■ Aim
Tell how many lines contain the word "Main". Reply with the number only.

::: Given entries

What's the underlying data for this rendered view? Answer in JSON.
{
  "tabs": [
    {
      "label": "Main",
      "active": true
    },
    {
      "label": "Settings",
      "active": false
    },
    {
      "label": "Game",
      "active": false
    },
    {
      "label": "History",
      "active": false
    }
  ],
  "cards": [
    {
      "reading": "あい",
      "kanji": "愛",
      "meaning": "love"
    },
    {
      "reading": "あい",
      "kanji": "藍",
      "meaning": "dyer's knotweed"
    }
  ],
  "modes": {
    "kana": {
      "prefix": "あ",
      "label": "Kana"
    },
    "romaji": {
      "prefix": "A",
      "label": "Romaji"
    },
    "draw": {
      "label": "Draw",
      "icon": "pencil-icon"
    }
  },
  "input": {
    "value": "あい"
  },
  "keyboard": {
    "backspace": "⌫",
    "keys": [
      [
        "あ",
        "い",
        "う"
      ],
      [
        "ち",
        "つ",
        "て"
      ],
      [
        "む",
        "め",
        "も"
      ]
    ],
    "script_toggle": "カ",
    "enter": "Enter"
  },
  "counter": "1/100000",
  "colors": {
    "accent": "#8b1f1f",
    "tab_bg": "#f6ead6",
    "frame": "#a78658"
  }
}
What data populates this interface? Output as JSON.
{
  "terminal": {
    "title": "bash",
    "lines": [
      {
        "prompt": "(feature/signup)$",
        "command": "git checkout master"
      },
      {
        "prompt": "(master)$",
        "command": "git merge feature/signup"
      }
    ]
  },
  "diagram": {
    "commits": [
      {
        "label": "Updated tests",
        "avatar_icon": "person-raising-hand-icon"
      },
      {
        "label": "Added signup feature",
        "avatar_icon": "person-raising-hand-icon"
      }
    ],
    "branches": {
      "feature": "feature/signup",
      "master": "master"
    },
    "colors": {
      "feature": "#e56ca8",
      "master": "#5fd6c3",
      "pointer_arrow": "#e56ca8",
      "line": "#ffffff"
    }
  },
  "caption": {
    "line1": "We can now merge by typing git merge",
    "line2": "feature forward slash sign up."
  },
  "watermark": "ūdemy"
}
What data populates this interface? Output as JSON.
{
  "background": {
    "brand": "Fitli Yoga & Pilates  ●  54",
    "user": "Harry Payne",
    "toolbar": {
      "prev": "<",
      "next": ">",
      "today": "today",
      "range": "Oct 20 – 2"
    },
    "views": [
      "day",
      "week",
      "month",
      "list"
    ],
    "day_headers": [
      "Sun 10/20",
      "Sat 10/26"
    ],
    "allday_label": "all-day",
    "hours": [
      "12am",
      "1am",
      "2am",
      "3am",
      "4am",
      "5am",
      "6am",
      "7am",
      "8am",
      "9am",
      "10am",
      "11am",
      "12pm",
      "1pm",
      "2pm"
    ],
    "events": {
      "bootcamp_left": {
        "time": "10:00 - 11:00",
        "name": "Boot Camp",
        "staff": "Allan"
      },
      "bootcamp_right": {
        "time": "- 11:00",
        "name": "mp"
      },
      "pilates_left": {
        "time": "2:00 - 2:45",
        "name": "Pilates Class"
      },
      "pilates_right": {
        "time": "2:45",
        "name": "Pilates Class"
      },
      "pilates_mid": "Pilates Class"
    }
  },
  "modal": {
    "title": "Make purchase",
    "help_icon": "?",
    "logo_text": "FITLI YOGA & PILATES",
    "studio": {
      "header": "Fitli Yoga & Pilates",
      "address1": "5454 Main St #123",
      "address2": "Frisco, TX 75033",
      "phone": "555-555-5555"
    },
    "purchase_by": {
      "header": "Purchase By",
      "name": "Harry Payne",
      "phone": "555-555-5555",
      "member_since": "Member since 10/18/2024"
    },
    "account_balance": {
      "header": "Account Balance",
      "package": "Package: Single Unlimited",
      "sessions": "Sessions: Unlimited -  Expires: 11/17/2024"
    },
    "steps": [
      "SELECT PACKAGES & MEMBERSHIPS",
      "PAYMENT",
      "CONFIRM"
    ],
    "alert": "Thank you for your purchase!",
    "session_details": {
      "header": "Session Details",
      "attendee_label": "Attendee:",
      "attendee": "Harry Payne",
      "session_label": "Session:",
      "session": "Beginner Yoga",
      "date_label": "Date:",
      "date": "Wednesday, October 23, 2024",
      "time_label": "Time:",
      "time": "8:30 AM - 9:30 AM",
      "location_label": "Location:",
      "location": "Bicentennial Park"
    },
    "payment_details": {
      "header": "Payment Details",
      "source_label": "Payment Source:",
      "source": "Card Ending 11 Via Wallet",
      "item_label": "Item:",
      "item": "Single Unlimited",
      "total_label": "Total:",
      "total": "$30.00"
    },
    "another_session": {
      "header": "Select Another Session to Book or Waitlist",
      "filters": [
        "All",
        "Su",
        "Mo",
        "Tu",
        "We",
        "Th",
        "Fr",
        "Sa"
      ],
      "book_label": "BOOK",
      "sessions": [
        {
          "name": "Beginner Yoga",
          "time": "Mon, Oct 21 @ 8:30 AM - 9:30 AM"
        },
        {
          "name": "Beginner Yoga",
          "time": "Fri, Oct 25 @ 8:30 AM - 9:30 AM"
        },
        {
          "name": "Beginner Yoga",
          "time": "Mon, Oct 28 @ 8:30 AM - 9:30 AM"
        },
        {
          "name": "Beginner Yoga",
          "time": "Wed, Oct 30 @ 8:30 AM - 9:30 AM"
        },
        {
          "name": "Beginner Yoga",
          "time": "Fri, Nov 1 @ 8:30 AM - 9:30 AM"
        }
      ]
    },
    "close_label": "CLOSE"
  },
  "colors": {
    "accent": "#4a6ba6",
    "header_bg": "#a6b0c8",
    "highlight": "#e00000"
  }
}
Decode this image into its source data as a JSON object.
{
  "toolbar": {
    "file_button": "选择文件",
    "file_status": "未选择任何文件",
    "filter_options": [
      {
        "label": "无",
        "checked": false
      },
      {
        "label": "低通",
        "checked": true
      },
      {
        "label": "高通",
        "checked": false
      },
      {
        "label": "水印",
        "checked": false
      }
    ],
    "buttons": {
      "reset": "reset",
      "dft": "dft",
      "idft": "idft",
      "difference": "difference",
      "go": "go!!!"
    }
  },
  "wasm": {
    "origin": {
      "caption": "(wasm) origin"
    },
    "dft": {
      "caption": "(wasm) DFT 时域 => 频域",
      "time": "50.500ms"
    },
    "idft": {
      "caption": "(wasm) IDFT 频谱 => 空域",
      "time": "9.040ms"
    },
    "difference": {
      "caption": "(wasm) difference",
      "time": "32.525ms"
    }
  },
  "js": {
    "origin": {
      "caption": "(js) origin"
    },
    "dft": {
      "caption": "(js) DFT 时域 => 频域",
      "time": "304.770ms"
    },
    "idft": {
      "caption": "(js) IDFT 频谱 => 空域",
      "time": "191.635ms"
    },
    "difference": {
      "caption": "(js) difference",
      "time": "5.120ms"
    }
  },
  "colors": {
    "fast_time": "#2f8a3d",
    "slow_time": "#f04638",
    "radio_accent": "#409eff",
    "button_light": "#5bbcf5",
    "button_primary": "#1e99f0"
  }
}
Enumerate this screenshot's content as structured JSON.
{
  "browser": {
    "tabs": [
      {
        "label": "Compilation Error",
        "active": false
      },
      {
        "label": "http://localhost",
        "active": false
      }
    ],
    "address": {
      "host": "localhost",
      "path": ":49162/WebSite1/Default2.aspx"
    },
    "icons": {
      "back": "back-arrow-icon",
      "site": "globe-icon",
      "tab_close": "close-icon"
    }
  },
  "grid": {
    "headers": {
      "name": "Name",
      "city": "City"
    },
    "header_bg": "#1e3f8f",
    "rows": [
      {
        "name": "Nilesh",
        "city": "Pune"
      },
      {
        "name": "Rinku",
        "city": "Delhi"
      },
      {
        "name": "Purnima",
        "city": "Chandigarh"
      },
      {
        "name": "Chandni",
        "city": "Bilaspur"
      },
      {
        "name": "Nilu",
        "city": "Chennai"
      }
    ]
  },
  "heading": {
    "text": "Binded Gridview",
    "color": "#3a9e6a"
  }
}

::::::

■ Full response
2